◆ MATERIALS PROVIDED ◆
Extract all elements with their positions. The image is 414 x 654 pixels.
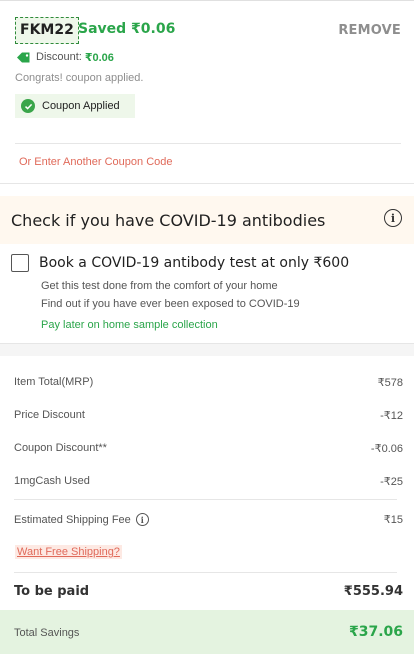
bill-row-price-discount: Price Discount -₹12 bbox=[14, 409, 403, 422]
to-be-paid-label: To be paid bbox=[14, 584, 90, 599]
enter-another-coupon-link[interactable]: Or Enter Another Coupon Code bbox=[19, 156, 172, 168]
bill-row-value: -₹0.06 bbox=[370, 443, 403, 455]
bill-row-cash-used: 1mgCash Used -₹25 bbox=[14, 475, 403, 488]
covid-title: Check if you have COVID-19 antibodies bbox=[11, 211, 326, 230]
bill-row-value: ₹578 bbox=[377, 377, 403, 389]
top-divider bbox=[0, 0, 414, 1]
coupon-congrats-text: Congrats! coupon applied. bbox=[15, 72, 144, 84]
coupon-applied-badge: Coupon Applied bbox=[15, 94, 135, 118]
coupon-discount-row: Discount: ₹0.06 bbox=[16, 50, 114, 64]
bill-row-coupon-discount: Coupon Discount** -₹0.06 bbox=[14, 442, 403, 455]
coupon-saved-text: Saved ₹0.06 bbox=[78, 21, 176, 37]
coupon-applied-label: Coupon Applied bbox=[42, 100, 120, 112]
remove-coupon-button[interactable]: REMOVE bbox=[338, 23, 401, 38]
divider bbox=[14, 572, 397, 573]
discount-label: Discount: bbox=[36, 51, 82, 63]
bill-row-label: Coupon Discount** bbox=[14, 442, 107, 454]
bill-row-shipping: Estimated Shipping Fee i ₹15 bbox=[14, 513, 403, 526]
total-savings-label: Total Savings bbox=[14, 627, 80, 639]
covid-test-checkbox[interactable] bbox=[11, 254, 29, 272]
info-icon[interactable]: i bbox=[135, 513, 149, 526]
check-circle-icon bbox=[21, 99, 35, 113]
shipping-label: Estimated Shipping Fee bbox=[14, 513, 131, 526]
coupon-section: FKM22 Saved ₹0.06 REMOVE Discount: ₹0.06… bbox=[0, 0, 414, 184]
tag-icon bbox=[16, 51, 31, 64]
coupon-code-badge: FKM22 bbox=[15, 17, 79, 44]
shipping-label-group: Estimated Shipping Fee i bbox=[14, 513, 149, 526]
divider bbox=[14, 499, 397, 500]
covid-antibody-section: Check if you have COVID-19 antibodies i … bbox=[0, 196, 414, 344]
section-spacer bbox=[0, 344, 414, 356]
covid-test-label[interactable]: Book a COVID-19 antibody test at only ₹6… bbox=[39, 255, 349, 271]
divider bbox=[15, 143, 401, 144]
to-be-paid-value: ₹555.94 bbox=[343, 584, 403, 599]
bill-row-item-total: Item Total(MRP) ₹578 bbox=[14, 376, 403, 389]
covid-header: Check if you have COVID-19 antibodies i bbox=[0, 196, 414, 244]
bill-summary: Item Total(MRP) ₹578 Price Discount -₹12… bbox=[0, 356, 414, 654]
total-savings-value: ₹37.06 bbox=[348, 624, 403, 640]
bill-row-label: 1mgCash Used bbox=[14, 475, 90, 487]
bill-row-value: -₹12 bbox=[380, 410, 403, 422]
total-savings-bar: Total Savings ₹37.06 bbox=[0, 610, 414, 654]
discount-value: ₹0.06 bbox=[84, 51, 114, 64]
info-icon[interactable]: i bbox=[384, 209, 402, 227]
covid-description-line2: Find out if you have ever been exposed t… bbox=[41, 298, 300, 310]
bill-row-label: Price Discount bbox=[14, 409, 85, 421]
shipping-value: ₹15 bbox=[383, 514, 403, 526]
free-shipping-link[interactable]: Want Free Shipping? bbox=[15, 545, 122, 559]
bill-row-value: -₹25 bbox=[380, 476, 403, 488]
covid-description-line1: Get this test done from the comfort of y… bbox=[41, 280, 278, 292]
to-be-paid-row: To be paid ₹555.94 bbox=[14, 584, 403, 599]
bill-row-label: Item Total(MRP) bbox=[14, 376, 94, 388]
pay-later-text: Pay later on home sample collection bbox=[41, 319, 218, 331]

◆ DIRECTIONS FOR THIS TASK ◆
A word-for-word copy of the records is needed, with no pictures carried over.

◆ YOUR SOLUTION ◆
Extract all elements with their positions. The image is 414 x 654 pixels.
bill-row-price-discount: Price Discount -₹12 bbox=[14, 409, 403, 422]
to-be-paid-label: To be paid bbox=[14, 584, 90, 599]
enter-another-coupon-link[interactable]: Or Enter Another Coupon Code bbox=[19, 156, 172, 168]
bill-row-value: -₹0.06 bbox=[370, 443, 403, 455]
bill-row-cash-used: 1mgCash Used -₹25 bbox=[14, 475, 403, 488]
covid-title: Check if you have COVID-19 antibodies bbox=[11, 211, 326, 230]
bill-row-value: ₹578 bbox=[377, 377, 403, 389]
top-divider bbox=[0, 0, 414, 1]
coupon-congrats-text: Congrats! coupon applied. bbox=[15, 72, 144, 84]
coupon-applied-badge: Coupon Applied bbox=[15, 94, 135, 118]
coupon-discount-row: Discount: ₹0.06 bbox=[16, 50, 114, 64]
bill-row-coupon-discount: Coupon Discount** -₹0.06 bbox=[14, 442, 403, 455]
coupon-saved-text: Saved ₹0.06 bbox=[78, 21, 176, 37]
coupon-applied-label: Coupon Applied bbox=[42, 100, 120, 112]
remove-coupon-button[interactable]: REMOVE bbox=[338, 23, 401, 38]
divider bbox=[14, 572, 397, 573]
discount-label: Discount: bbox=[36, 51, 82, 63]
bill-row-label: Coupon Discount** bbox=[14, 442, 107, 454]
bill-row-shipping: Estimated Shipping Fee i ₹15 bbox=[14, 513, 403, 526]
total-savings-label: Total Savings bbox=[14, 627, 80, 639]
covid-test-checkbox[interactable] bbox=[11, 254, 29, 272]
info-icon[interactable]: i bbox=[135, 513, 149, 526]
check-circle-icon bbox=[21, 99, 35, 113]
shipping-label: Estimated Shipping Fee bbox=[14, 513, 131, 526]
coupon-section: FKM22 Saved ₹0.06 REMOVE Discount: ₹0.06… bbox=[0, 0, 414, 184]
tag-icon bbox=[16, 51, 31, 64]
coupon-code-badge: FKM22 bbox=[15, 17, 79, 44]
shipping-label-group: Estimated Shipping Fee i bbox=[14, 513, 149, 526]
divider bbox=[14, 499, 397, 500]
covid-antibody-section: Check if you have COVID-19 antibodies i … bbox=[0, 196, 414, 344]
section-spacer bbox=[0, 344, 414, 356]
covid-test-label[interactable]: Book a COVID-19 antibody test at only ₹6… bbox=[39, 255, 349, 271]
divider bbox=[15, 143, 401, 144]
to-be-paid-value: ₹555.94 bbox=[343, 584, 403, 599]
bill-row-item-total: Item Total(MRP) ₹578 bbox=[14, 376, 403, 389]
covid-header: Check if you have COVID-19 antibodies i bbox=[0, 196, 414, 244]
bill-summary: Item Total(MRP) ₹578 Price Discount -₹12… bbox=[0, 356, 414, 654]
total-savings-value: ₹37.06 bbox=[348, 624, 403, 640]
bill-row-label: 1mgCash Used bbox=[14, 475, 90, 487]
bill-row-value: -₹12 bbox=[380, 410, 403, 422]
total-savings-bar: Total Savings ₹37.06 bbox=[0, 610, 414, 654]
discount-value: ₹0.06 bbox=[84, 51, 114, 64]
info-icon[interactable]: i bbox=[384, 209, 402, 227]
covid-description-line2: Find out if you have ever been exposed t… bbox=[41, 298, 300, 310]
bill-row-label: Price Discount bbox=[14, 409, 85, 421]
shipping-value: ₹15 bbox=[383, 514, 403, 526]
free-shipping-link[interactable]: Want Free Shipping? bbox=[15, 545, 122, 559]
bill-row-value: -₹25 bbox=[380, 476, 403, 488]
covid-description-line1: Get this test done from the comfort of y… bbox=[41, 280, 278, 292]
to-be-paid-row: To be paid ₹555.94 bbox=[14, 584, 403, 599]
bill-row-label: Item Total(MRP) bbox=[14, 376, 94, 388]
pay-later-text: Pay later on home sample collection bbox=[41, 319, 218, 331]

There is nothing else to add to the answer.